• _GIVEN TEXT_
= Beginning of Section =
All that glitters is not plastic. Rachel Clowes, a London-based embroidery and print designer, is developing a new type of sequin for clothing embellishment that biodegrades at the end of its fashion lifetime. She calls them “bio-sequins”.
Sequins are typically made from petroleum-based plastics and PVC — a synthetic plastic polymer that produces persistent toxic and bioaccumulative chemicals known to be carcinogenic and disrupt hormone balance. As a result, the production and use of conventional sequins are polluting and unsustainable: sequins can stay in the environment for hundreds of years, clogging up ecosystems such as oceans, rivers and soils with chemical pollution. “Plastic sequins shimmer for a few hours on the dancefloor, then languish at the back of the wardrobe for a few years, before lying intact in a landfill for a few centuries or more,” Clowes says.
Her interest in “bio-sequins” stems from her master’s project at the London College of Fashion, in which she explored the problem posed by occasion wear languishing unworn for most of its lifetime. “I proposed that keeping something for a long time, but not wearing it, is not sustainable behaviour; it is simply storing waste within the wardrobe,” she says. Through her research, Clowes found that special-event wear has a short life, with sequinned clothing in particular worn only two to three times on average.
= End of Section =
• _LISTED ENTRIES_
= Beginning of Section =
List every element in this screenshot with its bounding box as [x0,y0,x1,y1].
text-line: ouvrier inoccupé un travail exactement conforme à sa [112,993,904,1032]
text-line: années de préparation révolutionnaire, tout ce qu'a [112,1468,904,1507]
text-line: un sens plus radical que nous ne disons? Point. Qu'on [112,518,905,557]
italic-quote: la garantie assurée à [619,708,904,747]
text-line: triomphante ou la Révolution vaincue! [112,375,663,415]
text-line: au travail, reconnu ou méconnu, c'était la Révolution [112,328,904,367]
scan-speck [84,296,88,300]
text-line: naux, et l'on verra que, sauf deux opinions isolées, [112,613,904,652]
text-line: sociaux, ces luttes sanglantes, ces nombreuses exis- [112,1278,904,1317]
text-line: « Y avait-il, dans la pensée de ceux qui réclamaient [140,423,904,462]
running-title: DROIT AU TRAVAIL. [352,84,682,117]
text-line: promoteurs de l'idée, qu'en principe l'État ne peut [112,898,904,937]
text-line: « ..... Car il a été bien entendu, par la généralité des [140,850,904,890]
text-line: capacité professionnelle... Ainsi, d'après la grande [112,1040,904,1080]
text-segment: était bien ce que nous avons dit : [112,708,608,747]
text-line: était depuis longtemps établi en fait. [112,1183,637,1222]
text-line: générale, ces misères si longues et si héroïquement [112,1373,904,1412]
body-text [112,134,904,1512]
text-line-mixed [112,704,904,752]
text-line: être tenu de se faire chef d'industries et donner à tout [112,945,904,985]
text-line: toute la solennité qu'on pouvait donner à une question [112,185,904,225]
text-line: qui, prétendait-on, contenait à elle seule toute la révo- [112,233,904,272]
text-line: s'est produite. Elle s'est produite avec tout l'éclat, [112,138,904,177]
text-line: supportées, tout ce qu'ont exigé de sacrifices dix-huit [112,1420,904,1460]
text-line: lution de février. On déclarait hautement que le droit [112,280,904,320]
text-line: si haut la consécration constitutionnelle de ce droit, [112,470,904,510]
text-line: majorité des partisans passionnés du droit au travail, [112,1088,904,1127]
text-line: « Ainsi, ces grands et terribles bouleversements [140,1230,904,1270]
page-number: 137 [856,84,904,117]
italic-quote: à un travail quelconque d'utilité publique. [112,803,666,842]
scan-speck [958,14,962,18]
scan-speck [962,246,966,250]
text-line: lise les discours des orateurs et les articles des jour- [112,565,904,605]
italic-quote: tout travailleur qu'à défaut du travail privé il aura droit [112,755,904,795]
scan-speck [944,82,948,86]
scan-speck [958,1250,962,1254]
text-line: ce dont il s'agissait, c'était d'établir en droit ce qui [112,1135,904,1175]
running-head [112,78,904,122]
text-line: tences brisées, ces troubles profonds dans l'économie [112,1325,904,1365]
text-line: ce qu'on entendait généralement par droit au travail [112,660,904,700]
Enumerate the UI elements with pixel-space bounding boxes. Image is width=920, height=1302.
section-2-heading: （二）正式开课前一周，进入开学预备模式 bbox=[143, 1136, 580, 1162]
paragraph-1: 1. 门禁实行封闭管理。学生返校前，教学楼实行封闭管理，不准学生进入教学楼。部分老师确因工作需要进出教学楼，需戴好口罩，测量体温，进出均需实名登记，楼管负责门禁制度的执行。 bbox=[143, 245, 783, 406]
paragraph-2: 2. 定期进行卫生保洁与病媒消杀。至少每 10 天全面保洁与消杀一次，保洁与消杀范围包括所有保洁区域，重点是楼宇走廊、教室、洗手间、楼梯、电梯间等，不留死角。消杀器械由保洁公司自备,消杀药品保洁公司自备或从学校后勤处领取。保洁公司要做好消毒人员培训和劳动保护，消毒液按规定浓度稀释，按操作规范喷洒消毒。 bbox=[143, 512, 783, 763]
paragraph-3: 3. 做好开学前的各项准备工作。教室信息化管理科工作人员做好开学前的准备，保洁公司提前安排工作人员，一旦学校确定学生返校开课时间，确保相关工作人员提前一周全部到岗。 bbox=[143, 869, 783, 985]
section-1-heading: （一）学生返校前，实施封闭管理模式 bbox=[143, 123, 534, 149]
= End of Section =
• _WHAT YOU WILL DO_
Copy the part of the bio-sequins text that begins at the words "Her interest in" and stops after the words "times on average.", keeping every word and mark as it appears.

• _SOLVED PROBLEM_
Her interest in “bio-sequins” stems from her master’s project at the London College of Fashion, in which she explored the problem posed by occasion wear languishing unworn for most of its lifetime. “I proposed that keeping something for a long time, but not wearing it, is not sustainable behaviour; it is simply storing waste within the wardrobe,” she says. Through her research, Clowes found that special-event wear has a short life, with sequinned clothing in particular worn only two to three times on average.